◆ **AIM**: Scan the material below for the string "this", and copy every line where it shows up.
-- Begin EXTRACTED RECORDS --
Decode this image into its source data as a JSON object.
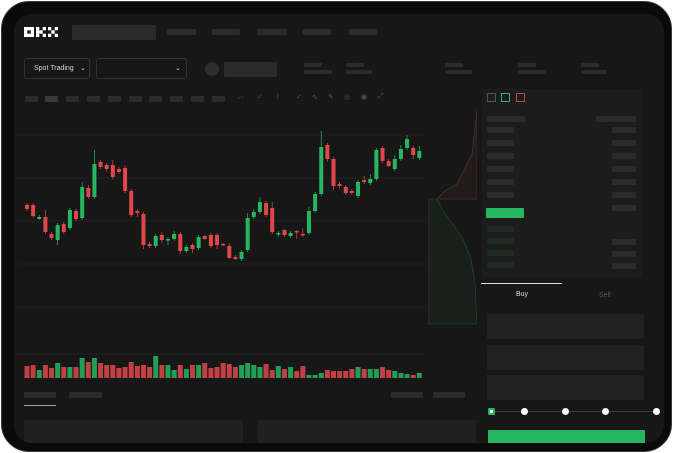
-- End EXTRACTED RECORDS --
-- Begin EXTRACTED RECORDS --
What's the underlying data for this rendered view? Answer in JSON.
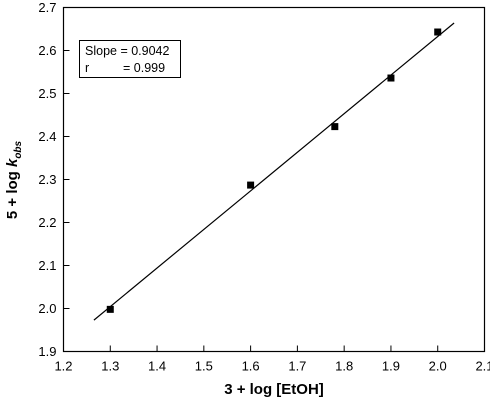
-- End EXTRACTED RECORDS --
-- Begin EXTRACTED RECORDS --
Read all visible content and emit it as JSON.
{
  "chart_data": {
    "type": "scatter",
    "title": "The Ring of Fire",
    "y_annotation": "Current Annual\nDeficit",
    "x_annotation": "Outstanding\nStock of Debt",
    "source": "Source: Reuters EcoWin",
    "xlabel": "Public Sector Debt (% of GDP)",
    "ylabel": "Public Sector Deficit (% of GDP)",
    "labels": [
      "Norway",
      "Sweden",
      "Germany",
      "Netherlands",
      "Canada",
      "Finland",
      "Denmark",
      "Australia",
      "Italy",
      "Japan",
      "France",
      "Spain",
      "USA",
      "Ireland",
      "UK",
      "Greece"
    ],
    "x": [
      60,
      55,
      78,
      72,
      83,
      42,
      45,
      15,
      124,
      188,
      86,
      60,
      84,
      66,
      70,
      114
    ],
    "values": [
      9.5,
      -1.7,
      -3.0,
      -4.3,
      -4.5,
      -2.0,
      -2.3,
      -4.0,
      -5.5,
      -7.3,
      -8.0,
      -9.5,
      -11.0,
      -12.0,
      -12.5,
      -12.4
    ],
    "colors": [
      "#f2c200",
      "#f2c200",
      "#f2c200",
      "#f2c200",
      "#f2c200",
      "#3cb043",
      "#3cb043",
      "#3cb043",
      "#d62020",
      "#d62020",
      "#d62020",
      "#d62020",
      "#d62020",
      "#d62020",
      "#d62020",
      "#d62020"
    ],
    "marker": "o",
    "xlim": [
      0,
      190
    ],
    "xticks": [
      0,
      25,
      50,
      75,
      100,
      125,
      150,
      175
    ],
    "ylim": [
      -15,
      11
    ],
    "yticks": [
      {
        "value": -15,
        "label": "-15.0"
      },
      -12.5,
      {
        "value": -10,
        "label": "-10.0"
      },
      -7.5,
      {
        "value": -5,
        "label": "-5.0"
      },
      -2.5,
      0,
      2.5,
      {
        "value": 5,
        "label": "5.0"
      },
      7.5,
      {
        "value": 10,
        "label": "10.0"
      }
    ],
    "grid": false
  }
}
-- End EXTRACTED RECORDS --
◆ **ANSWER FOR THE TASK**:
Decode this image into its source data as a JSON object.
What's the underlying data for this rendered view? Answer in JSON.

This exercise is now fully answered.